■ Records for the task
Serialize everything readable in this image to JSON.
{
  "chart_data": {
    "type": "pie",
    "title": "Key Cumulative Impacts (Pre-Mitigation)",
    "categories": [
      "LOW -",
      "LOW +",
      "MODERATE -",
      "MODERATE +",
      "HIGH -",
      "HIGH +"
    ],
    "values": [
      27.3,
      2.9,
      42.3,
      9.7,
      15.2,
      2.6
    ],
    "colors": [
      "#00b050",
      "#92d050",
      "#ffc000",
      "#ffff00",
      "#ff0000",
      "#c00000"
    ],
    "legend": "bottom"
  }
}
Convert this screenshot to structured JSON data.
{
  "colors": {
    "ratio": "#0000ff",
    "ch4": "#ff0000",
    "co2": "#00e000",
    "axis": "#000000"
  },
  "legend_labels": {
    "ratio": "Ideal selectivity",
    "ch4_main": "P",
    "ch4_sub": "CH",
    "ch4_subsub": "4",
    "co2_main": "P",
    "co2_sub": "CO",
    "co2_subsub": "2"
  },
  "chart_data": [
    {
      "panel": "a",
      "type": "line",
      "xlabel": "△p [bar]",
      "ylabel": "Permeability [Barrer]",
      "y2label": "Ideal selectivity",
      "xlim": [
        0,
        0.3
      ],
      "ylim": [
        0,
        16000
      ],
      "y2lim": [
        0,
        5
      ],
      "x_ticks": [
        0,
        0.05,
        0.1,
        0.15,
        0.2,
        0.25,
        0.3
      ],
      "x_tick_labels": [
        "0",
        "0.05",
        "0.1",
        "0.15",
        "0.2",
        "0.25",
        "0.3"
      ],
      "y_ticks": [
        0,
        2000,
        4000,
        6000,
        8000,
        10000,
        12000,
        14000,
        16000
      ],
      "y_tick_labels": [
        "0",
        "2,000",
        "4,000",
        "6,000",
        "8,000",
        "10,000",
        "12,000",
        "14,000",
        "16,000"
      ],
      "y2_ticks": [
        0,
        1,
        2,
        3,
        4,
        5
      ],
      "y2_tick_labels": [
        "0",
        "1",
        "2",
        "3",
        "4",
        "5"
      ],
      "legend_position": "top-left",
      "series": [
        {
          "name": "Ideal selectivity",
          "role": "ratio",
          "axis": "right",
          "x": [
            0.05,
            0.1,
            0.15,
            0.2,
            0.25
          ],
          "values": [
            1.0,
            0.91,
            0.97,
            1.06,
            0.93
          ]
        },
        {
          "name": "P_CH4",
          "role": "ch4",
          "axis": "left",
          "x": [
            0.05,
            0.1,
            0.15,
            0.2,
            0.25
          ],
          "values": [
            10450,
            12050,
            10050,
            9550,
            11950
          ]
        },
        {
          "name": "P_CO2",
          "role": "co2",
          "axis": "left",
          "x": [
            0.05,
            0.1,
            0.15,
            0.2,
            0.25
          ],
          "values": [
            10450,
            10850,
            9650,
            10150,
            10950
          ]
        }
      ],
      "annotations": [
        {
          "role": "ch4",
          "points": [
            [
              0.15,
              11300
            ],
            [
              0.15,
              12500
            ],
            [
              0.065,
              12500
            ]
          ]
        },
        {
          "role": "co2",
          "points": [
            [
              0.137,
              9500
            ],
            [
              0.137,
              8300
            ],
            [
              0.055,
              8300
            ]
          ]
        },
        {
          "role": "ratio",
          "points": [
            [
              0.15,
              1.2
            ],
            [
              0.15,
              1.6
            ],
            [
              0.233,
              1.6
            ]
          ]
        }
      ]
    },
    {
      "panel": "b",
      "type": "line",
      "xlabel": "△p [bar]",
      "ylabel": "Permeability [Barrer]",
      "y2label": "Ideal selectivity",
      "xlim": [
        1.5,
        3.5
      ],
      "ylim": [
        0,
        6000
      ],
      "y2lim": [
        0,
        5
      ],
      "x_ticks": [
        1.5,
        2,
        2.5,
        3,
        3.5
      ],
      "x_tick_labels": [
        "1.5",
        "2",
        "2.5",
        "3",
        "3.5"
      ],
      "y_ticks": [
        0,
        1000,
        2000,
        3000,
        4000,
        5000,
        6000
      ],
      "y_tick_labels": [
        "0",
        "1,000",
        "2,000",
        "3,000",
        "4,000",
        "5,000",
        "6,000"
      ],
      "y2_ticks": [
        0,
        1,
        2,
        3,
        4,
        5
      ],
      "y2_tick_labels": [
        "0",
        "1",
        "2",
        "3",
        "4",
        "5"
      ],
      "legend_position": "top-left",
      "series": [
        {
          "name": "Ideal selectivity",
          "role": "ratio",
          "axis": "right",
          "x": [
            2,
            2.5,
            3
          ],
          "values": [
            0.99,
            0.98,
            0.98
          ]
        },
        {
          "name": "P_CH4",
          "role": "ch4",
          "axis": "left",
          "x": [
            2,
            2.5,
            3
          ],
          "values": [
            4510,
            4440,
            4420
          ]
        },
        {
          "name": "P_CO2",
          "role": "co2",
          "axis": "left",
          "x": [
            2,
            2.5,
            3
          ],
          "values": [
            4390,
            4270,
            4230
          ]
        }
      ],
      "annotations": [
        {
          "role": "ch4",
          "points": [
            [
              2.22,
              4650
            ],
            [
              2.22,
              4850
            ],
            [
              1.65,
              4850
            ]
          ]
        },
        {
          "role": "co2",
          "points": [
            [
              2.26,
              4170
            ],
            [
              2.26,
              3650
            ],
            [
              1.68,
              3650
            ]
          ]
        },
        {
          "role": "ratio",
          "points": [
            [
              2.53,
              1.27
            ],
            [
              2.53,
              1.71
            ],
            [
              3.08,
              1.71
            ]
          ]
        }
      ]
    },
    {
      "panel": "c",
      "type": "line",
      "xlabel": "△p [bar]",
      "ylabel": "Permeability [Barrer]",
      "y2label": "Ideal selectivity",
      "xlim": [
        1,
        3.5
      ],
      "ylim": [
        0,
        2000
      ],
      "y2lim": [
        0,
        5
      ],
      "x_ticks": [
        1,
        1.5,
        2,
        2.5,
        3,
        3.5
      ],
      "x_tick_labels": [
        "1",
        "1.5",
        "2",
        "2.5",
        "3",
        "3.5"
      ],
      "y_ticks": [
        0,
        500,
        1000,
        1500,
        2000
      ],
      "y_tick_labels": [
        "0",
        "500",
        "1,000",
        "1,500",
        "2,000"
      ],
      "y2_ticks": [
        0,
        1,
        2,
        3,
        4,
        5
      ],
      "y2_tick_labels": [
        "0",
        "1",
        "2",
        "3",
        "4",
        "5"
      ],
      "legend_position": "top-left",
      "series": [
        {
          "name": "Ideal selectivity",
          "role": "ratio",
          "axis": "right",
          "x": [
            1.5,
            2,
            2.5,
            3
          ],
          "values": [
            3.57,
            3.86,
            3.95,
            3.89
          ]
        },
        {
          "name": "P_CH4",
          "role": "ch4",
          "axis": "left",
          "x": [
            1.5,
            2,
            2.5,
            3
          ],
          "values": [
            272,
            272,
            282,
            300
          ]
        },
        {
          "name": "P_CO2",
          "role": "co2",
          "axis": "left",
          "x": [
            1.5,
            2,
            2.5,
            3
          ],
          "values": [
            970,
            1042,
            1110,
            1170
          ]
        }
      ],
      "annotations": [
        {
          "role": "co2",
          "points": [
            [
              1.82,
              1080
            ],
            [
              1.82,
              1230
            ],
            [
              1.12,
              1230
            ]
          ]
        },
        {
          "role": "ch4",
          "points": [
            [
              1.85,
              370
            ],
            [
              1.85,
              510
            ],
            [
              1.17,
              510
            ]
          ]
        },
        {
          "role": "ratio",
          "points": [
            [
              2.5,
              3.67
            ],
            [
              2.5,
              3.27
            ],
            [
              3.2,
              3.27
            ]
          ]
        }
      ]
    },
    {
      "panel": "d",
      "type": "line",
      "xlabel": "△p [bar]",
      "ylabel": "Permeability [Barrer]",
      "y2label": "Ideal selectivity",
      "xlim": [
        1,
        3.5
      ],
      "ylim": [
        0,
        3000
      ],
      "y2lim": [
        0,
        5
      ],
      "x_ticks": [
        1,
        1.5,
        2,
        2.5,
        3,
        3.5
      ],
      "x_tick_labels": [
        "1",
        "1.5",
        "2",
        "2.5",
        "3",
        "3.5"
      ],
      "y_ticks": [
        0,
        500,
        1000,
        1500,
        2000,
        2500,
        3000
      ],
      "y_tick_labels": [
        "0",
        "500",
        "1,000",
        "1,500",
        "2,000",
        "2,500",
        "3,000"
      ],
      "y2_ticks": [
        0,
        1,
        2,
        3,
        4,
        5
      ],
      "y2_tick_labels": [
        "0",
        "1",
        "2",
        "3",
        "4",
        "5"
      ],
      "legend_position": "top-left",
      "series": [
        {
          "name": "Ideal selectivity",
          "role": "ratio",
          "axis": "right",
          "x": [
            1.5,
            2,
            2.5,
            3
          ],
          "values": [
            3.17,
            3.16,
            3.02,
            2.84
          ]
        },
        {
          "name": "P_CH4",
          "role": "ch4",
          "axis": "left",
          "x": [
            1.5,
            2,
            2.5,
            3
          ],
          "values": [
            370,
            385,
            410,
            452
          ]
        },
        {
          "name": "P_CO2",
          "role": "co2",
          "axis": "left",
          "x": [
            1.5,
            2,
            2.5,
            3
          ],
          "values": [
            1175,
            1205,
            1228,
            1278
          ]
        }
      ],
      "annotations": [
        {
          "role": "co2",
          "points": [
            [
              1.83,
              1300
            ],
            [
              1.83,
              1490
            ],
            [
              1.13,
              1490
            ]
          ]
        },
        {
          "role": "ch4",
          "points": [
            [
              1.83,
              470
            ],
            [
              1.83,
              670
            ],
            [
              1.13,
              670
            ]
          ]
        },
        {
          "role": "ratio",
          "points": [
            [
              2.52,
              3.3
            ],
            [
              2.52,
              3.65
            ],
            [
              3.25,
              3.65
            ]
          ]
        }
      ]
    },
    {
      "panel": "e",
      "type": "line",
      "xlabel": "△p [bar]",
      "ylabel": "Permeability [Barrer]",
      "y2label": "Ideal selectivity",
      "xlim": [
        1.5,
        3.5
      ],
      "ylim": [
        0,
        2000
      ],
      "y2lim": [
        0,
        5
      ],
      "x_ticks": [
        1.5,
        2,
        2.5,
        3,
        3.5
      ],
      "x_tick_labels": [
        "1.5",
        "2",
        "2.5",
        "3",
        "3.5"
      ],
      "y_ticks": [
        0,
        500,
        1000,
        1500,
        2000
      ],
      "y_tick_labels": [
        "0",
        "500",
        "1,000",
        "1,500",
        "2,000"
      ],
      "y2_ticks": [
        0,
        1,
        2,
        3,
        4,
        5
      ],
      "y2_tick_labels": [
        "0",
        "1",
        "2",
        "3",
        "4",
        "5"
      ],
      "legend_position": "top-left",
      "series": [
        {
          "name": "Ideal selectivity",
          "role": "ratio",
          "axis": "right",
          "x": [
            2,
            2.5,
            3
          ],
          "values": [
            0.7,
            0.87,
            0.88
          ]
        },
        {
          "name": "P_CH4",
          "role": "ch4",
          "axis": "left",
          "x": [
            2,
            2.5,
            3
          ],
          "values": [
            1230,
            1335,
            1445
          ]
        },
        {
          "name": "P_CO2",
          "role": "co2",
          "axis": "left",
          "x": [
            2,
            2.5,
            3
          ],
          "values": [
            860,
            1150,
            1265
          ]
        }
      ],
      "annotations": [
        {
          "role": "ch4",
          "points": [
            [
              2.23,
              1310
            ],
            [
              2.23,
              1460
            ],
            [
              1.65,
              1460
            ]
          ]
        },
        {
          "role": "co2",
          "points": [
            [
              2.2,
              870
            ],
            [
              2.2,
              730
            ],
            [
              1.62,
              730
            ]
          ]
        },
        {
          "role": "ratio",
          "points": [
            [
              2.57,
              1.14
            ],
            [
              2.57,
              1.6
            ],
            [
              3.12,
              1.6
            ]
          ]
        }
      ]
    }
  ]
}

■ What you will do
State how many lines of the records above contain "JSON", with no words besides the number.

■ Task solution
2